All of the data needs to be repeated exactly.

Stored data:

****

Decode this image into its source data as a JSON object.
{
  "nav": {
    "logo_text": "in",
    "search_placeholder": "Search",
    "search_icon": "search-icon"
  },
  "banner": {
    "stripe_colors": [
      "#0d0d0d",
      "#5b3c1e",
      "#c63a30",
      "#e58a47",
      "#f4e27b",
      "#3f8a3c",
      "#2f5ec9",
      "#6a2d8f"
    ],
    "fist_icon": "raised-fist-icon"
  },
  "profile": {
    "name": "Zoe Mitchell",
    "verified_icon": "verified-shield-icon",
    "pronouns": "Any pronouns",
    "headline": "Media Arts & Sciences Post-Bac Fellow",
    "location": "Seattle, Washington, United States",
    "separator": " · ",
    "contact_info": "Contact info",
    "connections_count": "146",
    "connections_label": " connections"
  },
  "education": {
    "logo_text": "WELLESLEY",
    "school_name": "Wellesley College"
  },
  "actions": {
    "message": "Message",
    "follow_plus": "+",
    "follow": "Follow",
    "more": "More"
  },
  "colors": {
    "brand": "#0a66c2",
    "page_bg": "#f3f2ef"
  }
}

****

OUTPUT OF THE EXERCISE:
Decode this image into its source data as a JSON object.
{
  "nav": {
    "logo_text": "in",
    "search_placeholder": "Search",
    "search_icon": "search-icon"
  },
  "banner": {
    "stripe_colors": [
      "#0d0d0d",
      "#5b3c1e",
      "#c63a30",
      "#e58a47",
      "#f4e27b",
      "#3f8a3c",
      "#2f5ec9",
      "#6a2d8f"
    ],
    "fist_icon": "raised-fist-icon"
  },
  "profile": {
    "name": "Zoe Mitchell",
    "verified_icon": "verified-shield-icon",
    "pronouns": "Any pronouns",
    "headline": "Media Arts & Sciences Post-Bac Fellow",
    "location": "Seattle, Washington, United States",
    "separator": " · ",
    "contact_info": "Contact info",
    "connections_count": "146",
    "connections_label": " connections"
  },
  "education": {
    "logo_text": "WELLESLEY",
    "school_name": "Wellesley College"
  },
  "actions": {
    "message": "Message",
    "follow_plus": "+",
    "follow": "Follow",
    "more": "More"
  },
  "colors": {
    "brand": "#0a66c2",
    "page_bg": "#f3f2ef"
  }
}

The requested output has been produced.